-------- Entries supplied
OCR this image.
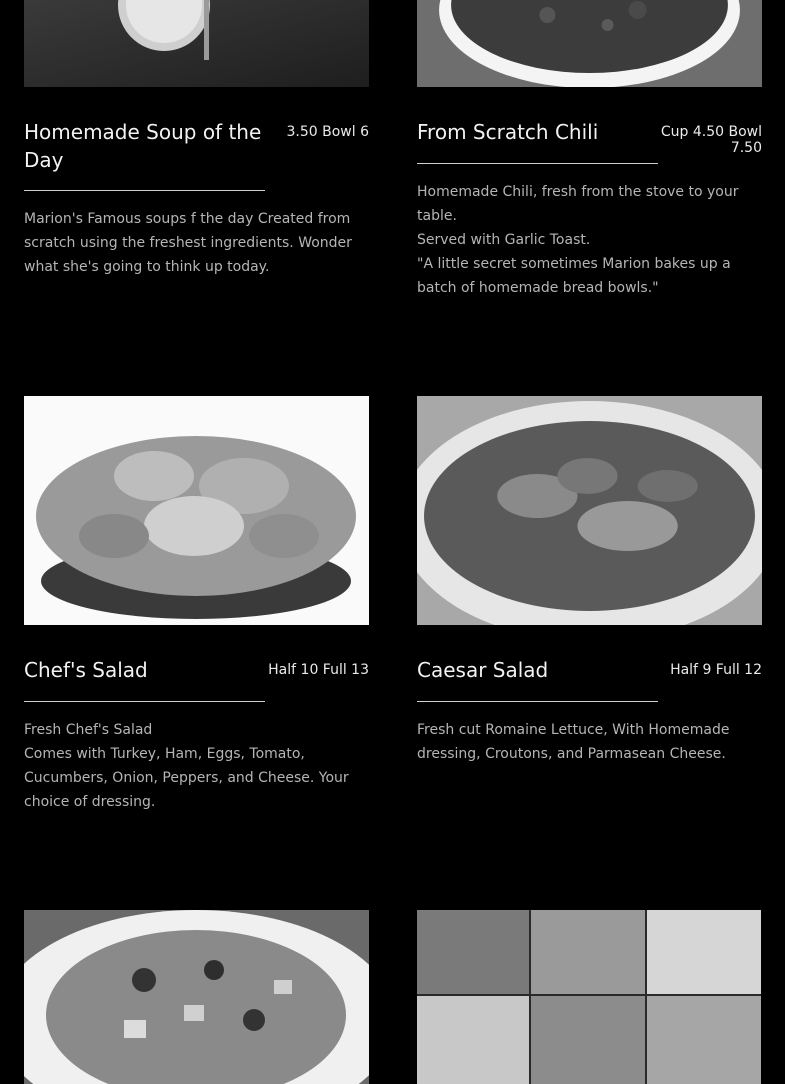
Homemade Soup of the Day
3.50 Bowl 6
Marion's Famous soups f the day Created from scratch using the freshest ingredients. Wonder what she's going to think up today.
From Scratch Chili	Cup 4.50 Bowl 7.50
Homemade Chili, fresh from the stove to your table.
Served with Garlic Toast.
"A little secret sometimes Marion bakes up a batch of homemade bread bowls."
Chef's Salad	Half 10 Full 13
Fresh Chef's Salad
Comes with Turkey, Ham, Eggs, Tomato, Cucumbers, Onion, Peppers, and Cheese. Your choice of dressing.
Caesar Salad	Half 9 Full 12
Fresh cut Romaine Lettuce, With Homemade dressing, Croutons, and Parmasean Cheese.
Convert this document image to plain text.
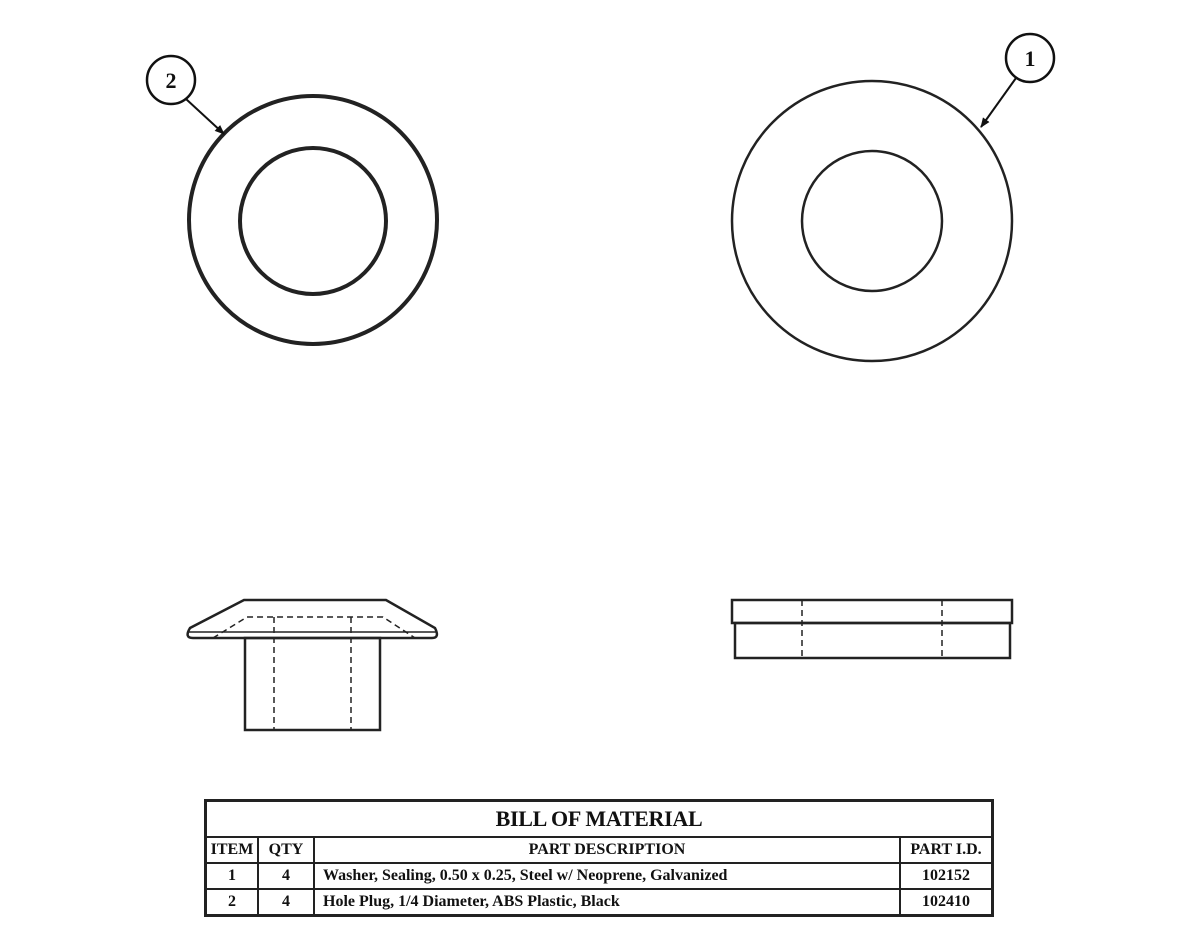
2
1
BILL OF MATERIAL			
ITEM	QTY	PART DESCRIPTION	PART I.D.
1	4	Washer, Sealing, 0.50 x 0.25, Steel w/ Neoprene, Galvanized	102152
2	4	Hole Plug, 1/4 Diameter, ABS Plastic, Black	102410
----------------
Exercise
Copy the records word for word, leaving no picture in the copy.

Exercise response
OCR this image.
Homemade Soup of the Day
3.50 Bowl 6
Marion's Famous soups f the day Created from scratch using the freshest ingredients. Wonder what she's going to think up today.
From Scratch Chili	Cup 4.50 Bowl 7.50
Homemade Chili, fresh from the stove to your table.
Served with Garlic Toast.
"A little secret sometimes Marion bakes up a batch of homemade bread bowls."
Chef's Salad	Half 10 Full 13
Fresh Chef's Salad
Comes with Turkey, Ham, Eggs, Tomato, Cucumbers, Onion, Peppers, and Cheese. Your choice of dressing.
Caesar Salad	Half 9 Full 12
Fresh cut Romaine Lettuce, With Homemade dressing, Croutons, and Parmasean Cheese.
Convert this document image to plain text.
2
1
BILL OF MATERIAL			
ITEM	QTY	PART DESCRIPTION	PART I.D.
1	4	Washer, Sealing, 0.50 x 0.25, Steel w/ Neoprene, Galvanized	102152
2	4	Hole Plug, 1/4 Diameter, ABS Plastic, Black	102410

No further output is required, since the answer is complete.